RECORDS SUPPLIED:

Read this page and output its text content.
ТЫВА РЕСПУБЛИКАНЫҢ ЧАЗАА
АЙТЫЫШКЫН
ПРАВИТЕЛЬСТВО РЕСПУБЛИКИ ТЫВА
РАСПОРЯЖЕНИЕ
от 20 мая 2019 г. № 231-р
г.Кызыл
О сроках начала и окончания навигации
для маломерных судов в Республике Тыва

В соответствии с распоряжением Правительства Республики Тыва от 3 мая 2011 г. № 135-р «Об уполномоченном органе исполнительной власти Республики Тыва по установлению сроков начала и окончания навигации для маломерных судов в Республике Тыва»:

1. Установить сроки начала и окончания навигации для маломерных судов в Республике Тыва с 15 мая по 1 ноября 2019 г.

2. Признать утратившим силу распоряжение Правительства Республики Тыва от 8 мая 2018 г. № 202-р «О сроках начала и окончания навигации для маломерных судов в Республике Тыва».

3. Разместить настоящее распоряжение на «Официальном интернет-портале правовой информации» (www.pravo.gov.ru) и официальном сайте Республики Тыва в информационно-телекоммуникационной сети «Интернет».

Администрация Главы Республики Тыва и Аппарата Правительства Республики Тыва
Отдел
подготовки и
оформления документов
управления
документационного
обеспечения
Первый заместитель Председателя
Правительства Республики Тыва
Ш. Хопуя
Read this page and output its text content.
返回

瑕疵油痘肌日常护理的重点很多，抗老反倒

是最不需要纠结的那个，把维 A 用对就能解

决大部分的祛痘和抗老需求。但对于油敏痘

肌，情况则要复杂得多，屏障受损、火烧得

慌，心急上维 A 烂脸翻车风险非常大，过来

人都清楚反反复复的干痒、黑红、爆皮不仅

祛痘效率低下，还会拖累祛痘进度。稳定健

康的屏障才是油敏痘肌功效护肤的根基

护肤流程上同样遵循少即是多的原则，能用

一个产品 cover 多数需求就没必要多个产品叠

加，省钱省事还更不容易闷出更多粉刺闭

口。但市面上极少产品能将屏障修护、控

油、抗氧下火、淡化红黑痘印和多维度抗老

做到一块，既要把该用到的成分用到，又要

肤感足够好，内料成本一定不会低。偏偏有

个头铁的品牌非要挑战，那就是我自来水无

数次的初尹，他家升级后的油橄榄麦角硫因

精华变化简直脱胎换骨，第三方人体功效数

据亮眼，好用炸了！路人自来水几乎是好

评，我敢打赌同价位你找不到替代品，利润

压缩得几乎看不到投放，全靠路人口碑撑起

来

YOUR GOAL: Give only the number of lines in the data that hold the string "Республике".

COMPLETED TASK: 4